──────── Items ────────
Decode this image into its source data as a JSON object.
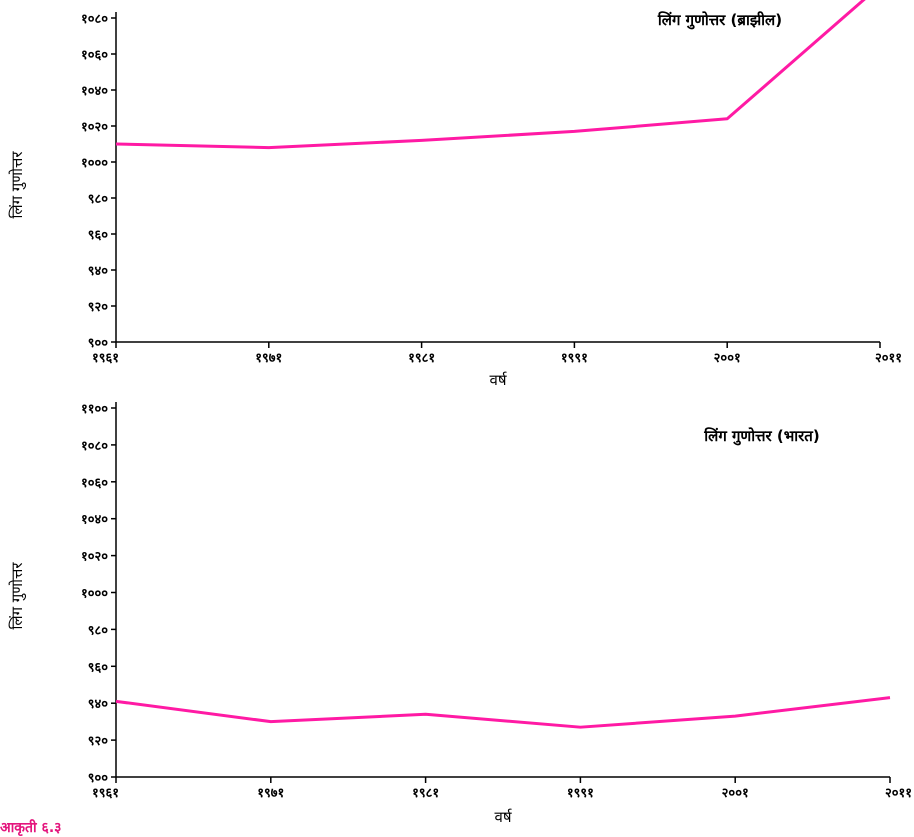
{
  "colors": {
    "line": "#ff1aa4",
    "axis": "#000000",
    "footer": "#e4157d"
  },
  "chart_data": [
    {
      "type": "line",
      "title": "लिंग गुणोत्तर (ब्राझील)",
      "xlabel": "वर्ष",
      "ylabel": "लिंग गुणोत्तर",
      "categories": [
        "१९६१",
        "१९७१",
        "१९८१",
        "१९९१",
        "२००१",
        "२०११"
      ],
      "ylim": [
        900,
        1080
      ],
      "yticks": [
        "९००",
        "९२०",
        "९४०",
        "९६०",
        "९८०",
        "१०००",
        "१०२०",
        "१०४०",
        "१०६०",
        "१०८०"
      ],
      "series": [
        {
          "values": [
            1010,
            1008,
            1012,
            1017,
            1024,
            1098
          ]
        }
      ],
      "grid": false,
      "legend": "none"
    },
    {
      "type": "line",
      "title": "लिंग गुणोत्तर (भारत)",
      "xlabel": "वर्ष",
      "ylabel": "लिंग गुणोत्तर",
      "categories": [
        "१९६१",
        "१९७१",
        "१९८१",
        "१९९१",
        "२००१",
        "२०११"
      ],
      "ylim": [
        900,
        1100
      ],
      "yticks": [
        "९००",
        "९२०",
        "९४०",
        "९६०",
        "९८०",
        "१०००",
        "१०२०",
        "१०४०",
        "१०६०",
        "१०८०",
        "११००"
      ],
      "series": [
        {
          "values": [
            941,
            930,
            934,
            927,
            933,
            943
          ]
        }
      ],
      "grid": false,
      "legend": "none"
    }
  ],
  "footer": {
    "text": "आकृती ६.३"
  }
}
────────
> [Challenge] Output the records above exactly; leave out the pictures.

> [Response]
Decode this image into its source data as a JSON object.
{
  "colors": {
    "line": "#ff1aa4",
    "axis": "#000000",
    "footer": "#e4157d"
  },
  "chart_data": [
    {
      "type": "line",
      "title": "लिंग गुणोत्तर (ब्राझील)",
      "xlabel": "वर्ष",
      "ylabel": "लिंग गुणोत्तर",
      "categories": [
        "१९६१",
        "१९७१",
        "१९८१",
        "१९९१",
        "२००१",
        "२०११"
      ],
      "ylim": [
        900,
        1080
      ],
      "yticks": [
        "९००",
        "९२०",
        "९४०",
        "९६०",
        "९८०",
        "१०००",
        "१०२०",
        "१०४०",
        "१०६०",
        "१०८०"
      ],
      "series": [
        {
          "values": [
            1010,
            1008,
            1012,
            1017,
            1024,
            1098
          ]
        }
      ],
      "grid": false,
      "legend": "none"
    },
    {
      "type": "line",
      "title": "लिंग गुणोत्तर (भारत)",
      "xlabel": "वर्ष",
      "ylabel": "लिंग गुणोत्तर",
      "categories": [
        "१९६१",
        "१९७१",
        "१९८१",
        "१९९१",
        "२००१",
        "२०११"
      ],
      "ylim": [
        900,
        1100
      ],
      "yticks": [
        "९००",
        "९२०",
        "९४०",
        "९६०",
        "९८०",
        "१०००",
        "१०२०",
        "१०४०",
        "१०६०",
        "१०८०",
        "११००"
      ],
      "series": [
        {
          "values": [
            941,
            930,
            934,
            927,
            933,
            943
          ]
        }
      ],
      "grid": false,
      "legend": "none"
    }
  ],
  "footer": {
    "text": "आकृती ६.३"
  }
}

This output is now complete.